• [The problem] Go through the entries one line at a time, and gather every line that has the word "продукта".

• [Task input]
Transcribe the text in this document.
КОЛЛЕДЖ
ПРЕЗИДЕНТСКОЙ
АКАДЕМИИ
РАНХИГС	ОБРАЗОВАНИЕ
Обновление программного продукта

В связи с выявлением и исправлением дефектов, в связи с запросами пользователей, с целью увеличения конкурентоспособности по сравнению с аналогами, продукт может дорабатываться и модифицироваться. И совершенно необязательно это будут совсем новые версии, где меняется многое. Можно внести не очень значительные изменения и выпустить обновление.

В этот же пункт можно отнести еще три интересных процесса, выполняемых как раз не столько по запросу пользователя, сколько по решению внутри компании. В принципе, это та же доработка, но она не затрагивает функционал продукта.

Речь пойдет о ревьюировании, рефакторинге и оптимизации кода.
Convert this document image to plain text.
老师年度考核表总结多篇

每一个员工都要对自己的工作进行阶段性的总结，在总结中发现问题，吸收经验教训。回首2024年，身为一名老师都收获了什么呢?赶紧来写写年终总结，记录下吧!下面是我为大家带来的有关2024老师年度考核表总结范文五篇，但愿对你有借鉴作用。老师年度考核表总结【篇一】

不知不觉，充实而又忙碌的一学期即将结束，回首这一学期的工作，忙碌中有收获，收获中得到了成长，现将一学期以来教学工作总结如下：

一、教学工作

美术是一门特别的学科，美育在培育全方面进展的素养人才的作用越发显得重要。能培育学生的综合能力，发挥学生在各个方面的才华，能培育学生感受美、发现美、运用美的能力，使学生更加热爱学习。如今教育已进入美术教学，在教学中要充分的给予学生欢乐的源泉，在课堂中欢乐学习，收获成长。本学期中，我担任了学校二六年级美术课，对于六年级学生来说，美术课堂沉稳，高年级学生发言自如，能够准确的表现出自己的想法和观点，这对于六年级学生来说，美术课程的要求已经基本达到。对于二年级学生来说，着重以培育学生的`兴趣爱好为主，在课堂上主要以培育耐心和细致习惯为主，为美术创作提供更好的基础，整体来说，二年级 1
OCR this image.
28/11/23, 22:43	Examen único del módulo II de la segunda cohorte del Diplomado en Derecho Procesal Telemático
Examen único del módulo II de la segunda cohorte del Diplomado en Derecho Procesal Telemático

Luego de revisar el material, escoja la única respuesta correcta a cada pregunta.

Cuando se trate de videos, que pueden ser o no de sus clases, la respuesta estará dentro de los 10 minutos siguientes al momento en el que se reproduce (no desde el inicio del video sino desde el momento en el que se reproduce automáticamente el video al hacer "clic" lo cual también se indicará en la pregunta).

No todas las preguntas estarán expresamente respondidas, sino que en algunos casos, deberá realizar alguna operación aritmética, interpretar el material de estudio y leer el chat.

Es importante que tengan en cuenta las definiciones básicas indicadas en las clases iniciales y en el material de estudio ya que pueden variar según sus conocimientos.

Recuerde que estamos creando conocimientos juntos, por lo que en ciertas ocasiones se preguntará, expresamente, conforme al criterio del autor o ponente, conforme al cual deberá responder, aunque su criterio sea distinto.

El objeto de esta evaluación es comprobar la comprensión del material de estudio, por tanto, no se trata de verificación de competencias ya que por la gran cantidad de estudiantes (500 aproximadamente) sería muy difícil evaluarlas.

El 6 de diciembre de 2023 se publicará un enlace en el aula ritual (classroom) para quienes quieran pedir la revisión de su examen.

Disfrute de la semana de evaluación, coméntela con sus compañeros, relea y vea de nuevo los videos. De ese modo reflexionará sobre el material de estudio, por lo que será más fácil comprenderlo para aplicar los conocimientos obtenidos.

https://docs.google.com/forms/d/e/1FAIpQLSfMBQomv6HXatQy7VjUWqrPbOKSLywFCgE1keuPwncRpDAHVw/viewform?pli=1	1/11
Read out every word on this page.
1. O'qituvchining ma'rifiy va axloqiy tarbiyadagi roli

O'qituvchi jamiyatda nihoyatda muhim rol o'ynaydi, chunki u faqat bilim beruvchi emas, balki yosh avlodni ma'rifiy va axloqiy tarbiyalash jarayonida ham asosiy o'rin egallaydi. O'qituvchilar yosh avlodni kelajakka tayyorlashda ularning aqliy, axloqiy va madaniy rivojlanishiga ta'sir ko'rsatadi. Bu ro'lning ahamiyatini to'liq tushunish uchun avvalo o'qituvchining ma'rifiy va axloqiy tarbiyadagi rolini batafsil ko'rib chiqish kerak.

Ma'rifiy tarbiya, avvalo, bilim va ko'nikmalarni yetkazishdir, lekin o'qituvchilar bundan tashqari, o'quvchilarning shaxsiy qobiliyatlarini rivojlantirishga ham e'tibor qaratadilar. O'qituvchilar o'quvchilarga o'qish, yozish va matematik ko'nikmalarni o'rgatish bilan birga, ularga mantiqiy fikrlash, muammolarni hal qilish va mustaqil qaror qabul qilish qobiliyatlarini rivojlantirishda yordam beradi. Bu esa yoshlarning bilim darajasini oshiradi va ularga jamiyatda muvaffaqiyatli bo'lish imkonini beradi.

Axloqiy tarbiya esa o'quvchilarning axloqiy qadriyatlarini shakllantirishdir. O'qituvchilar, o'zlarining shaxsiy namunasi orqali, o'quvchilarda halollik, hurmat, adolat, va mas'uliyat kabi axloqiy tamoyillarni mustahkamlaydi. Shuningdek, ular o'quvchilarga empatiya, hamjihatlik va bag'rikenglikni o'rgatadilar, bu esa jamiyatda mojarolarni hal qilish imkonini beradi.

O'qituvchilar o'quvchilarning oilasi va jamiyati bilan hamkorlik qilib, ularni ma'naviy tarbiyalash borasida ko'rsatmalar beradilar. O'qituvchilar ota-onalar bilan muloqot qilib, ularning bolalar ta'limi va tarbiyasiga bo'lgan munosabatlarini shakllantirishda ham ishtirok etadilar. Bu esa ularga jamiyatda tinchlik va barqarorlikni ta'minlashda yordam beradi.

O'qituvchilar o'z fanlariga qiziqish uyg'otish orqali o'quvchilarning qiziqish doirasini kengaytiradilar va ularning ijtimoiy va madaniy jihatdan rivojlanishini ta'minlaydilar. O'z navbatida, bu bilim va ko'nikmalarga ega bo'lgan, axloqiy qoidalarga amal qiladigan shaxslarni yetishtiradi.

• [Exercise solution]
Обновление программного продукта
В этот же пункт можно отнести еще три интересных процесса, выполняемых как раз не столько по запросу пользователя, сколько по решению внутри компании. В принципе, это та же доработка, но она не затрагивает функционал продукта.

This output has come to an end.